» **WHAT TO DO**
State how many lines of the entries include the string "image", please, leaving out everything but the number.

» **EXERCISE DATA**
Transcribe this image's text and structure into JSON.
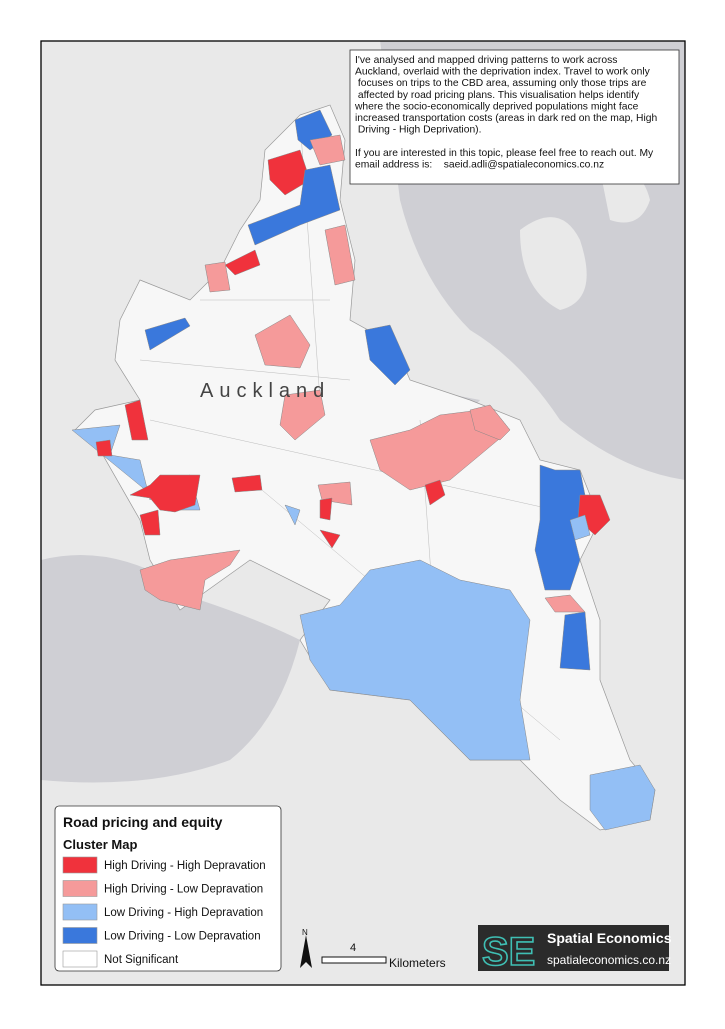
{
  "info": {
    "paragraphs": [
      [
        "I've analysed and mapped driving patterns to work across",
        "Auckland, overlaid with the deprivation index. Travel to work only",
        " focuses on trips to the CBD area, assuming only those trips are",
        " affected by road pricing plans. This visualisation helps identify",
        "where the socio-economically deprived populations might face",
        "increased transportation costs (areas in dark red on the map, High",
        " Driving - High Deprivation)."
      ],
      [
        "If you are interested in this topic, please feel free to reach out. My",
        "email address is:    saeid.adli@spatialeconomics.co.nz"
      ]
    ]
  },
  "map": {
    "place_label": "Auckland"
  },
  "legend": {
    "title": "Road pricing and equity",
    "subtitle": "Cluster Map",
    "items": [
      {
        "label": "High Driving - High Depravation",
        "color": "#f0323c"
      },
      {
        "label": "High Driving - Low Depravation",
        "color": "#f59a9a"
      },
      {
        "label": "Low Driving - High Depravation",
        "color": "#93bff5"
      },
      {
        "label": "Low Driving - Low Depravation",
        "color": "#3a78dc"
      },
      {
        "label": "Not Significant",
        "color": "#ffffff"
      }
    ]
  },
  "north_arrow": {
    "label": "N"
  },
  "scale_bar": {
    "value_label": "4",
    "unit": "Kilometers"
  },
  "logo": {
    "mark": "SE",
    "name": "Spatial Economics",
    "url": "spatialeconomics.co.nz"
  }
}
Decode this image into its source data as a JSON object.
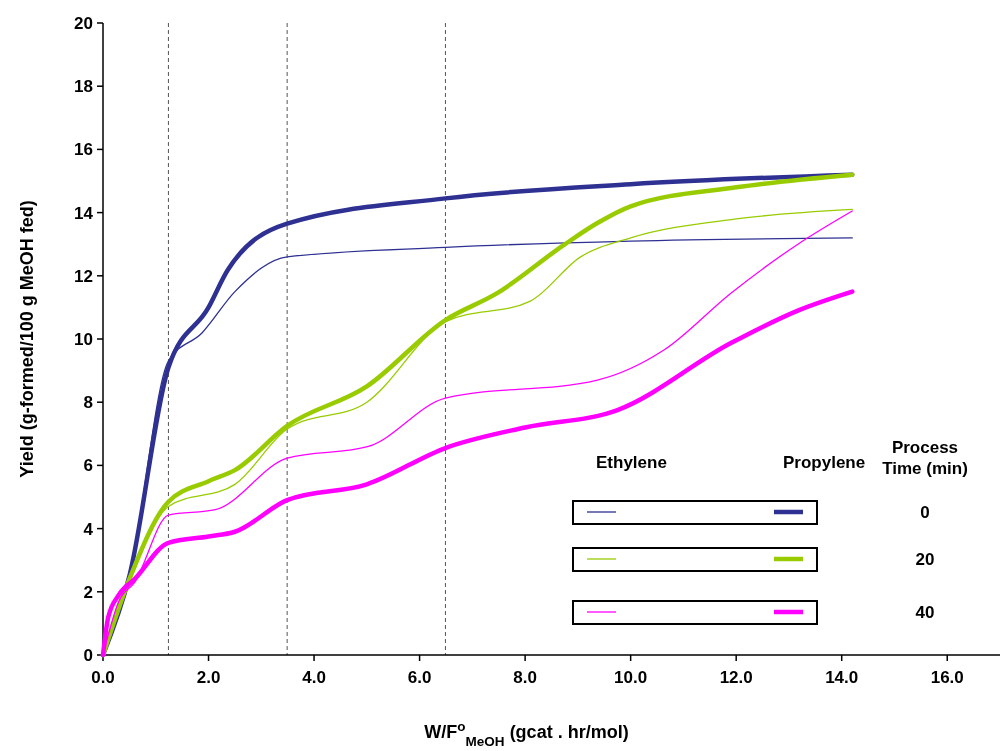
{
  "chart_data": {
    "type": "line",
    "xlabel": "W/F$^{o}$$_{MeOH}$ (gcat . hr/mol)",
    "ylabel": "Yield (g-formed/100 g MeOH fed)",
    "legend_title": "Process Time (min)",
    "annotations": [
      "Ethylene",
      "Propylene",
      "0",
      "20",
      "40"
    ],
    "grid": false,
    "line_style": "solid",
    "xlim": [
      0,
      17
    ],
    "xticks": [
      {
        "value": 0,
        "label": "0.0"
      },
      {
        "value": 2,
        "label": "2.0"
      },
      {
        "value": 4,
        "label": "4.0"
      },
      {
        "value": 6,
        "label": "6.0"
      },
      {
        "value": 8,
        "label": "8.0"
      },
      {
        "value": 10,
        "label": "10.0"
      },
      {
        "value": 12,
        "label": "12.0"
      },
      {
        "value": 14,
        "label": "14.0"
      },
      {
        "value": 16,
        "label": "16.0"
      }
    ],
    "ylim": [
      0,
      20
    ],
    "yticks": [
      0,
      2,
      4,
      6,
      8,
      10,
      12,
      14,
      16,
      18,
      20
    ],
    "ref_lines": [
      {
        "axis": "x",
        "value": 1.24,
        "color": "#555555",
        "line_style": "dashed"
      },
      {
        "axis": "x",
        "value": 3.49,
        "color": "#555555",
        "line_style": "dashed"
      },
      {
        "axis": "x",
        "value": 6.49,
        "color": "#555555",
        "line_style": "dashed"
      }
    ],
    "series": [
      {
        "color": "#2e3192",
        "x": [
          0,
          0.5,
          1.24,
          1.88,
          2.5,
          3.49,
          6.49,
          10,
          14.2
        ],
        "values": [
          0,
          2.5,
          9.3,
          10.2,
          11.5,
          12.6,
          12.9,
          13.1,
          13.2
        ]
      },
      {
        "color": "#2e3192",
        "x": [
          0,
          0.5,
          1.24,
          2.0,
          2.37,
          3.49,
          6.49,
          10,
          14.2
        ],
        "values": [
          0,
          2.5,
          9.1,
          11.0,
          12.2,
          13.65,
          14.45,
          14.9,
          15.2
        ]
      },
      {
        "color": "#99cc00",
        "x": [
          0,
          0.5,
          1.24,
          2.5,
          3.49,
          5,
          6.49,
          8.1,
          9.05,
          10,
          12,
          14.2
        ],
        "values": [
          0,
          2.3,
          4.7,
          5.4,
          7.15,
          8.0,
          10.55,
          11.2,
          12.6,
          13.2,
          13.8,
          14.1
        ]
      },
      {
        "color": "#99cc00",
        "x": [
          0,
          0.5,
          1.24,
          2.0,
          2.5,
          3.49,
          5,
          6.49,
          7.47,
          8.73,
          9.37,
          10,
          12,
          14.2
        ],
        "values": [
          0,
          2.4,
          4.85,
          5.5,
          5.85,
          7.25,
          8.5,
          10.6,
          11.45,
          12.97,
          13.67,
          14.2,
          14.8,
          15.2
        ]
      },
      {
        "color": "#ff00ff",
        "x": [
          0,
          0.3,
          0.6,
          1.24,
          2.13,
          3.49,
          5.03,
          6.49,
          9.37,
          10.63,
          11.9,
          13.17,
          14.2
        ],
        "values": [
          0,
          1.7,
          2.3,
          4.43,
          4.6,
          6.23,
          6.6,
          8.13,
          8.7,
          9.65,
          11.45,
          13.0,
          14.05
        ]
      },
      {
        "color": "#ff00ff",
        "x": [
          0,
          0.1,
          0.3,
          0.6,
          1.24,
          2.0,
          2.5,
          3.49,
          5,
          6.49,
          8,
          9.75,
          11.9,
          13.17,
          14.2
        ],
        "values": [
          0,
          1.2,
          1.9,
          2.4,
          3.55,
          3.75,
          3.9,
          4.9,
          5.4,
          6.55,
          7.2,
          7.75,
          9.87,
          10.9,
          11.5
        ]
      }
    ]
  }
}
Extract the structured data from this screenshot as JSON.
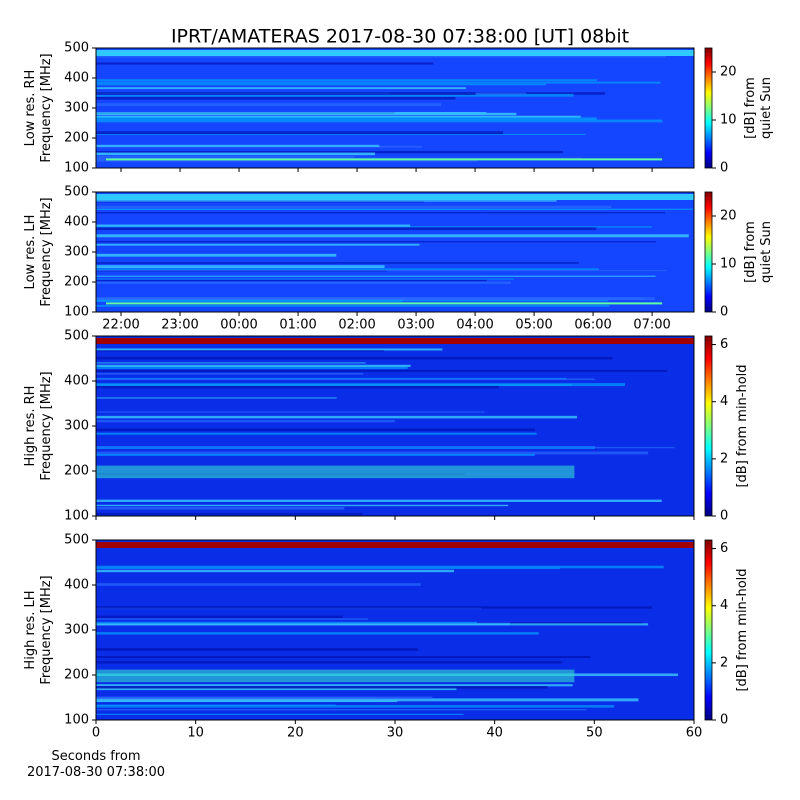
{
  "chart_data": [
    {
      "type": "heatmap",
      "title": "IPRT/AMATERAS 2017-08-30 07:38:00 [UT]   08bit",
      "ylabel": [
        "Low res. RH",
        "Frequency [MHz]"
      ],
      "ylim": [
        100,
        500
      ],
      "yticks": [
        100,
        200,
        300,
        400,
        500
      ],
      "colormap": "jet",
      "clim": [
        0,
        25
      ],
      "cticks": [
        0,
        10,
        20
      ],
      "colorbar_label": [
        "[dB] from",
        "quiet Sun"
      ]
    },
    {
      "type": "heatmap",
      "ylabel": [
        "Low res. LH",
        "Frequency [MHz]"
      ],
      "ylim": [
        100,
        500
      ],
      "yticks": [
        100,
        200,
        300,
        400,
        500
      ],
      "xlim": [
        21.576,
        31.71
      ],
      "xticks": [
        {
          "value": 22,
          "label": "22:00"
        },
        {
          "value": 23,
          "label": "23:00"
        },
        {
          "value": 24,
          "label": "00:00"
        },
        {
          "value": 25,
          "label": "01:00"
        },
        {
          "value": 26,
          "label": "02:00"
        },
        {
          "value": 27,
          "label": "03:00"
        },
        {
          "value": 28,
          "label": "04:00"
        },
        {
          "value": 29,
          "label": "05:00"
        },
        {
          "value": 30,
          "label": "06:00"
        },
        {
          "value": 31,
          "label": "07:00"
        }
      ],
      "colormap": "jet",
      "clim": [
        0,
        25
      ],
      "cticks": [
        0,
        10,
        20
      ],
      "colorbar_label": [
        "[dB] from",
        "quiet Sun"
      ]
    },
    {
      "type": "heatmap",
      "ylabel": [
        "High res. RH",
        "Frequency [MHz]"
      ],
      "ylim": [
        100,
        500
      ],
      "yticks": [
        100,
        200,
        300,
        400,
        500
      ],
      "colormap": "jet",
      "clim": [
        0,
        6.3
      ],
      "cticks": [
        0,
        2,
        4,
        6
      ],
      "colorbar_label": [
        "[dB] from min-hold"
      ]
    },
    {
      "type": "heatmap",
      "ylabel": [
        "High res. LH",
        "Frequency [MHz]"
      ],
      "ylim": [
        100,
        500
      ],
      "yticks": [
        100,
        200,
        300,
        400,
        500
      ],
      "xlim": [
        0,
        60
      ],
      "xticks": [
        0,
        10,
        20,
        30,
        40,
        50,
        60
      ],
      "xlabel": [
        "Seconds from",
        "2017-08-30 07:38:00"
      ],
      "colormap": "jet",
      "clim": [
        0,
        6.3
      ],
      "cticks": [
        0,
        2,
        4,
        6
      ],
      "colorbar_label": [
        "[dB] from min-hold"
      ]
    }
  ]
}
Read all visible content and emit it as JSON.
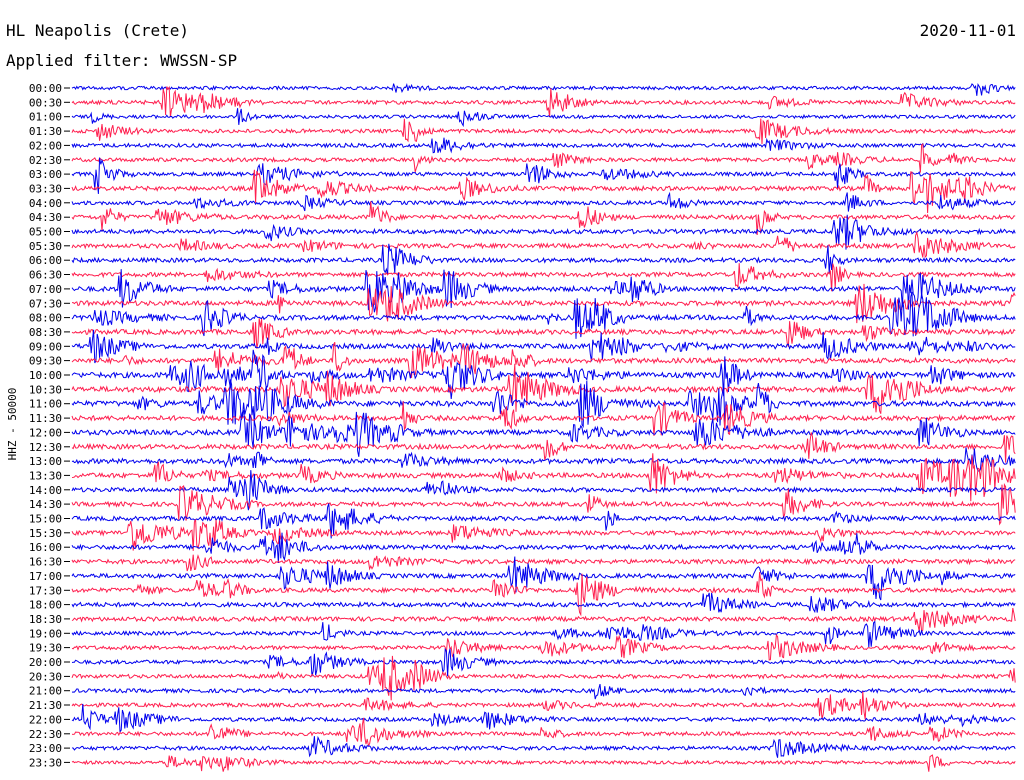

» **WRITTEN RESPONSE**
2